▶ _Stated exercise_
Repeat the material below word for word and leave out all pictures.
########################################
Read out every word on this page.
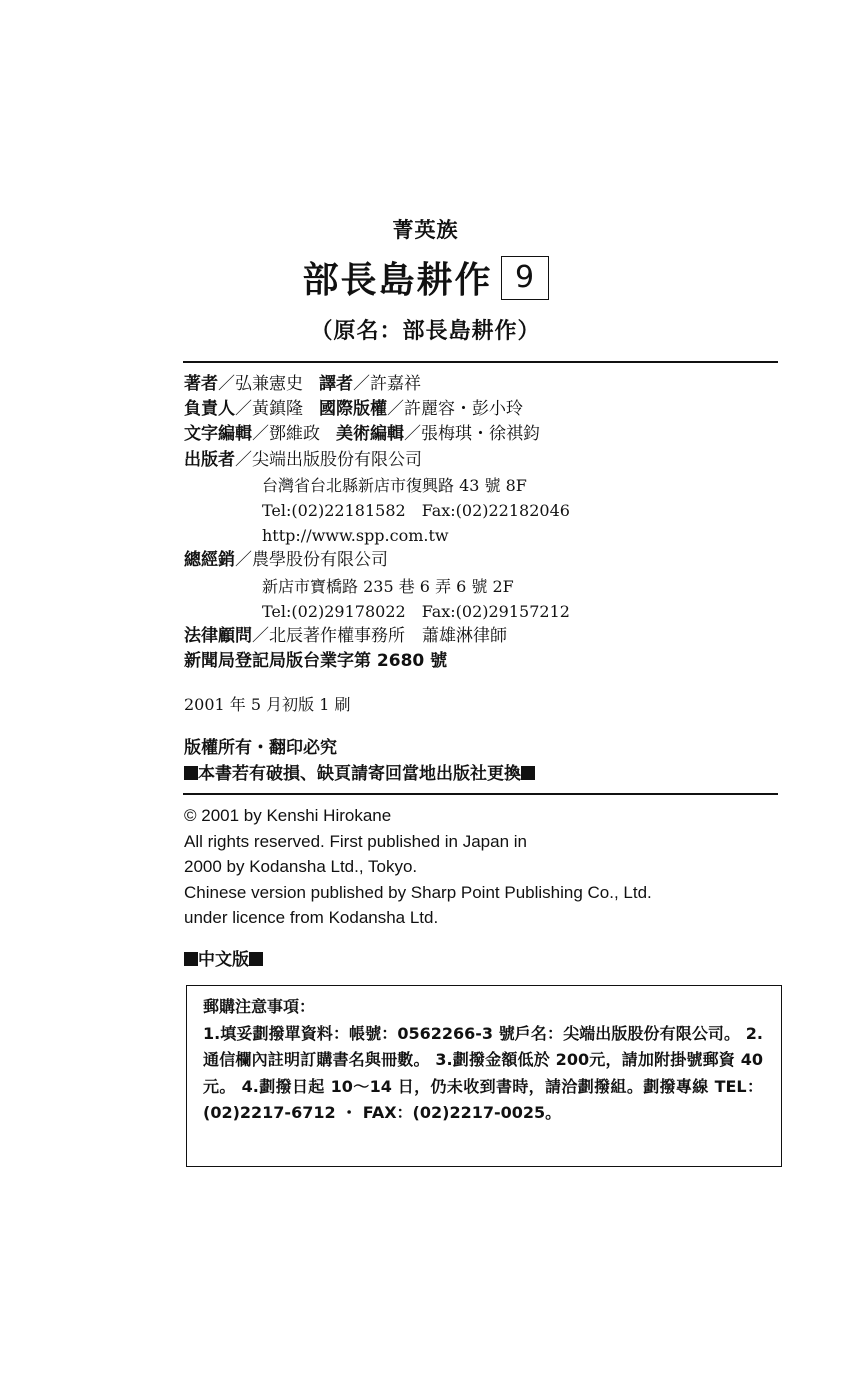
菁英族
部長島耕作 9
（原名：部長島耕作）
著者／弘兼憲史 譯者／許嘉祥
負責人／黃鎮隆 國際版權／許麗容・彭小玲
文字編輯／鄧維政 美術編輯／張梅琪・徐祺鈞
出版者／尖端出版股份有限公司
台灣省台北縣新店市復興路 43 號 8F
Tel:(02)22181582 Fax:(02)22182046
http://www.spp.com.tw
總經銷／農學股份有限公司
新店市寶橋路 235 巷 6 弄 6 號 2F
Tel:(02)29178022 Fax:(02)29157212
法律顧問／北辰著作權事務所　蕭雄淋律師
新聞局登記局版台業字第 2680 號
2001 年 5 月初版 1 刷
版權所有・翻印必究
本書若有破損、缺頁請寄回當地出版社更換
© 2001 by Kenshi Hirokane
All rights reserved. First published in Japan in
2000 by Kodansha Ltd., Tokyo.
Chinese version published by Sharp Point Publishing Co., Ltd.
under licence from Kodansha Ltd.
中文版
郵購注意事項：
1.填妥劃撥單資料：帳號：0562266-3 號戶名：尖端出版股份有限公司。 2.通信欄內註明訂購書名與冊數。 3.劃撥金額低於 200元，請加附掛號郵資 40 元。 4.劃撥日起 10～14 日，仍未收到書時，請洽劃撥組。劃撥專線 TEL：(02)2217-6712 ・ FAX：(02)2217-0025。
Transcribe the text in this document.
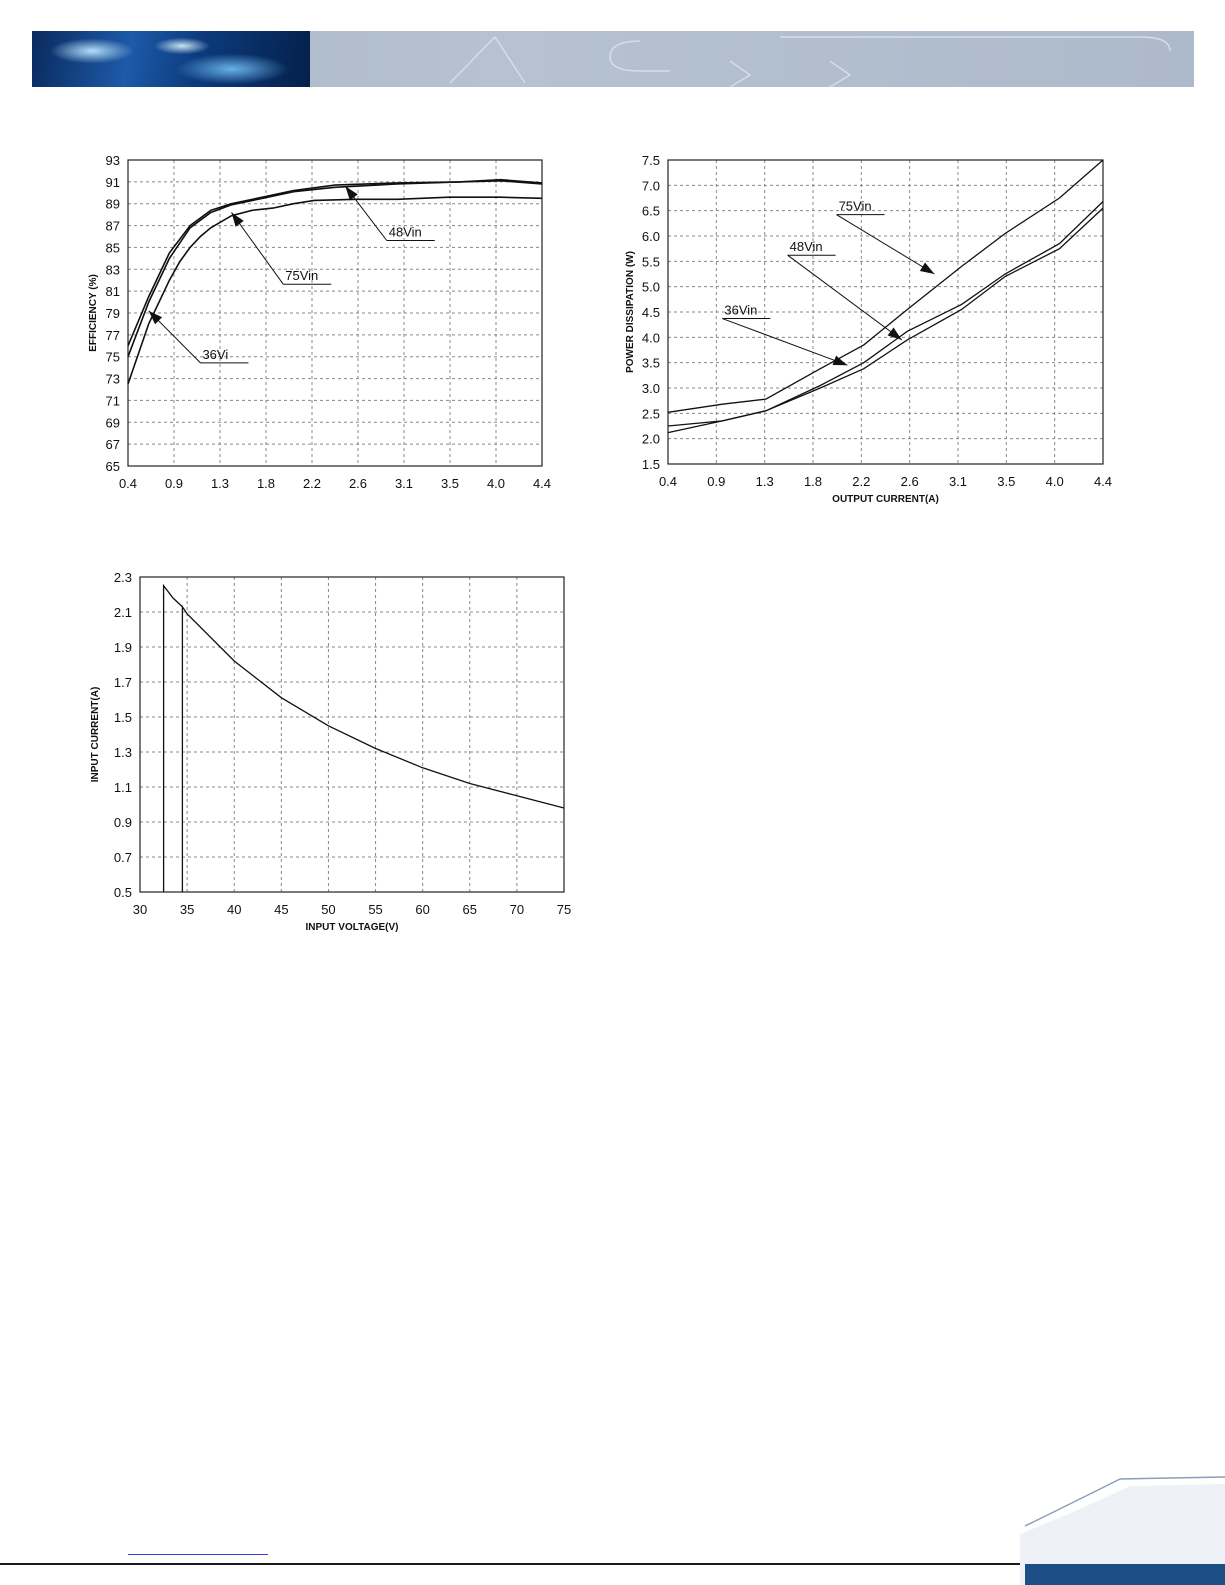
0.4 0.9 1.3 1.8 2.2 2.6 3.1 3.5 4.0 4.4
65
67
69
71
73
75
77
79
81
83
85
87
89
91
93
EFFICIENCY (%)
48Vin
75Vin
36Vi
0.4 0.9 1.3 1.8 2.2 2.6 3.1 3.5 4.0 4.4
1.5
2.0
2.5
3.0
3.5
4.0
4.5
5.0
5.5
6.0
6.5
7.0
7.5
POWER DISSIPATION (W)
OUTPUT CURRENT(A)
75Vin
48Vin
36Vin
30	35	40	45	50	55	60	65	70	75
0.5
0.7
0.9
1.1
1.3
1.5
1.7
1.9
2.1
2.3
INPUT CURRENT(A)
INPUT VOLTAGE(V)
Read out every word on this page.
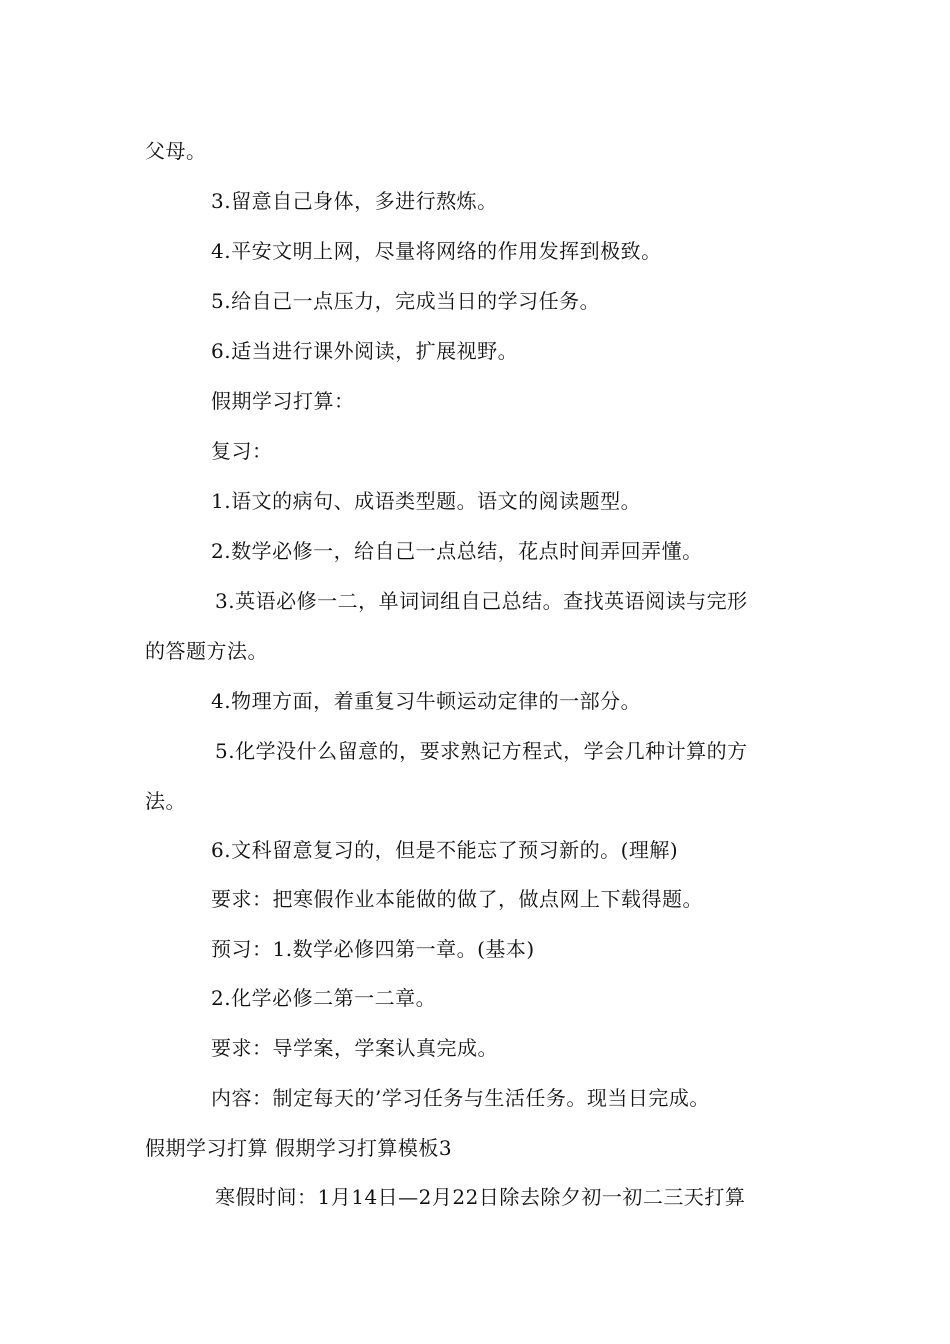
父母。
3.留意自己身体，多进行熬炼。
4.平安文明上网，尽量将网络的作用发挥到极致。
5.给自己一点压力，完成当日的学习任务。
6.适当进行课外阅读，扩展视野。
假期学习打算：
复习：
1.语文的病句、成语类型题。语文的阅读题型。
2.数学必修一，给自己一点总结，花点时间弄回弄懂。
3.英语必修一二，单词词组自己总结。查找英语阅读与完形
的答题方法。
4.物理方面，着重复习牛顿运动定律的一部分。
5.化学没什么留意的，要求熟记方程式，学会几种计算的方
法。
6.文科留意复习的，但是不能忘了预习新的。(理解)
要求：把寒假作业本能做的做了，做点网上下载得题。
预习：1.数学必修四第一章。(基本)
2.化学必修二第一二章。
要求：导学案，学案认真完成。
内容：制定每天的’学习任务与生活任务。现当日完成。
假期学习打算 假期学习打算模板3
寒假时间：1月14日—2月22日除去除夕初一初二三天打算
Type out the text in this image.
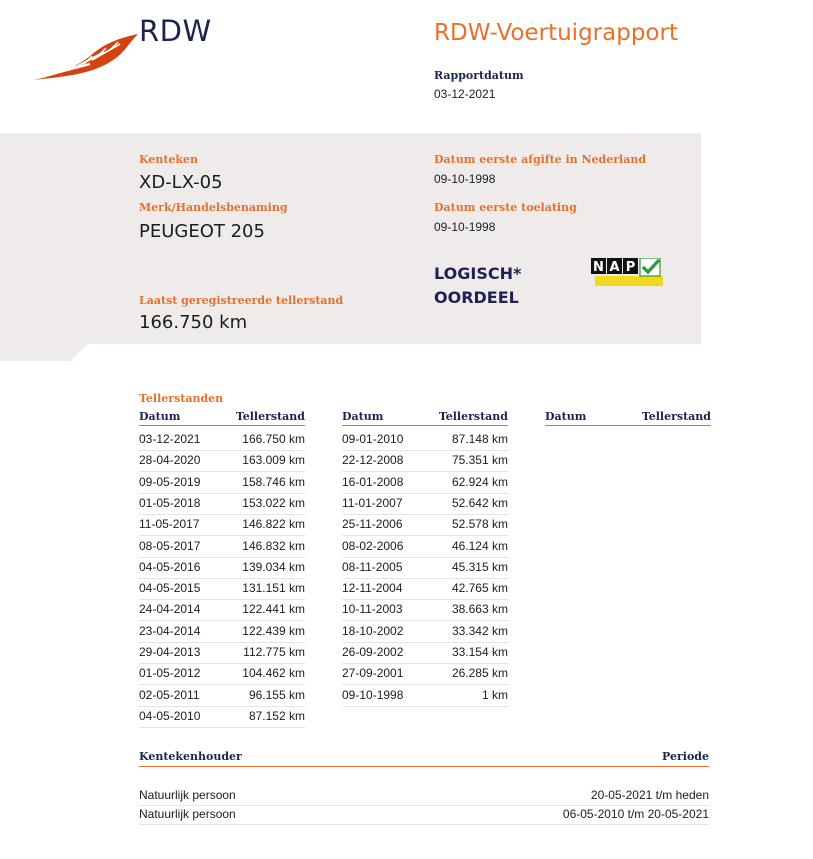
RDW	RDW-Voertuigrapport
Rapportdatum
03-12-2021
Kenteken
XD-LX-05
Merk/Handelsbenaming
PEUGEOT 205
Datum eerste afgifte in Nederland
09-10-1998
Datum eerste toelating
09-10-1998
LOGISCH*
OORDEEL
N A P
Laatst geregistreerde tellerstand
166.750 km
Tellerstanden
Datum	Tellerstand	Datum	Tellerstand	Datum	Tellerstand
03-12-2021	166.750 km
28-04-2020	163.009 km
09-05-2019	158.746 km
01-05-2018	153.022 km
11-05-2017	146.822 km
08-05-2017	146.832 km
04-05-2016	139.034 km
04-05-2015	131.151 km
24-04-2014	122.441 km
23-04-2014	122.439 km
29-04-2013	112.775 km
01-05-2012	104.462 km
02-05-2011	96.155 km
04-05-2010	87.152 km
09-01-2010	87.148 km
22-12-2008	75.351 km
16-01-2008	62.924 km
11-01-2007	52.642 km
25-11-2006	52.578 km
08-02-2006	46.124 km
08-11-2005	45.315 km
12-11-2004	42.765 km
10-11-2003	38.663 km
18-10-2002	33.342 km
26-09-2002	33.154 km
27-09-2001	26.285 km
09-10-1998	1 km
Kentekenhouder	Periode
Natuurlijk persoon	20-05-2021 t/m heden
Natuurlijk persoon	06-05-2010 t/m 20-05-2021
########################################
▶ _Completed exercise_
Read out every word on this page.
菁英族
部長島耕作 9
（原名：部長島耕作）
著者／弘兼憲史 譯者／許嘉祥
負責人／黃鎮隆 國際版權／許麗容・彭小玲
文字編輯／鄧維政 美術編輯／張梅琪・徐祺鈞
出版者／尖端出版股份有限公司
台灣省台北縣新店市復興路 43 號 8F
Tel:(02)22181582 Fax:(02)22182046
http://www.spp.com.tw
總經銷／農學股份有限公司
新店市寶橋路 235 巷 6 弄 6 號 2F
Tel:(02)29178022 Fax:(02)29157212
法律顧問／北辰著作權事務所　蕭雄淋律師
新聞局登記局版台業字第 2680 號
2001 年 5 月初版 1 刷
版權所有・翻印必究
本書若有破損、缺頁請寄回當地出版社更換
© 2001 by Kenshi Hirokane
All rights reserved. First published in Japan in
2000 by Kodansha Ltd., Tokyo.
Chinese version published by Sharp Point Publishing Co., Ltd.
under licence from Kodansha Ltd.
中文版
郵購注意事項：
1.填妥劃撥單資料：帳號：0562266-3 號戶名：尖端出版股份有限公司。 2.通信欄內註明訂購書名與冊數。 3.劃撥金額低於 200元，請加附掛號郵資 40 元。 4.劃撥日起 10～14 日，仍未收到書時，請洽劃撥組。劃撥專線 TEL：(02)2217-6712 ・ FAX：(02)2217-0025。
Transcribe the text in this document.
0.4 0.9 1.3 1.8 2.2 2.6 3.1 3.5 4.0 4.4
65
67
69
71
73
75
77
79
81
83
85
87
89
91
93
EFFICIENCY (%)
48Vin
75Vin
36Vi
0.4 0.9 1.3 1.8 2.2 2.6 3.1 3.5 4.0 4.4
1.5
2.0
2.5
3.0
3.5
4.0
4.5
5.0
5.5
6.0
6.5
7.0
7.5
POWER DISSIPATION (W)
OUTPUT CURRENT(A)
75Vin
48Vin
36Vin
30	35	40	45	50	55	60	65	70	75
0.5
0.7
0.9
1.1
1.3
1.5
1.7
1.9
2.1
2.3
INPUT CURRENT(A)
INPUT VOLTAGE(V)
Read out every word on this page.
父母。
3.留意自己身体，多进行熬炼。
4.平安文明上网，尽量将网络的作用发挥到极致。
5.给自己一点压力，完成当日的学习任务。
6.适当进行课外阅读，扩展视野。
假期学习打算：
复习：
1.语文的病句、成语类型题。语文的阅读题型。
2.数学必修一，给自己一点总结，花点时间弄回弄懂。
3.英语必修一二，单词词组自己总结。查找英语阅读与完形
的答题方法。
4.物理方面，着重复习牛顿运动定律的一部分。
5.化学没什么留意的，要求熟记方程式，学会几种计算的方
法。
6.文科留意复习的，但是不能忘了预习新的。(理解)
要求：把寒假作业本能做的做了，做点网上下载得题。
预习：1.数学必修四第一章。(基本)
2.化学必修二第一二章。
要求：导学案，学案认真完成。
内容：制定每天的’学习任务与生活任务。现当日完成。
假期学习打算 假期学习打算模板3
寒假时间：1月14日—2月22日除去除夕初一初二三天打算
Type out the text in this image.
RDW	RDW-Voertuigrapport
Rapportdatum
03-12-2021
Kenteken
XD-LX-05
Merk/Handelsbenaming
PEUGEOT 205
Datum eerste afgifte in Nederland
09-10-1998
Datum eerste toelating
09-10-1998
LOGISCH*
OORDEEL
N A P
Laatst geregistreerde tellerstand
166.750 km
Tellerstanden
Datum	Tellerstand	Datum	Tellerstand	Datum	Tellerstand
03-12-2021	166.750 km
28-04-2020	163.009 km
09-05-2019	158.746 km
01-05-2018	153.022 km
11-05-2017	146.822 km
08-05-2017	146.832 km
04-05-2016	139.034 km
04-05-2015	131.151 km
24-04-2014	122.441 km
23-04-2014	122.439 km
29-04-2013	112.775 km
01-05-2012	104.462 km
02-05-2011	96.155 km
04-05-2010	87.152 km
09-01-2010	87.148 km
22-12-2008	75.351 km
16-01-2008	62.924 km
11-01-2007	52.642 km
25-11-2006	52.578 km
08-02-2006	46.124 km
08-11-2005	45.315 km
12-11-2004	42.765 km
10-11-2003	38.663 km
18-10-2002	33.342 km
26-09-2002	33.154 km
27-09-2001	26.285 km
09-10-1998	1 km
Kentekenhouder	Periode
Natuurlijk persoon	20-05-2021 t/m heden
Natuurlijk persoon	06-05-2010 t/m 20-05-2021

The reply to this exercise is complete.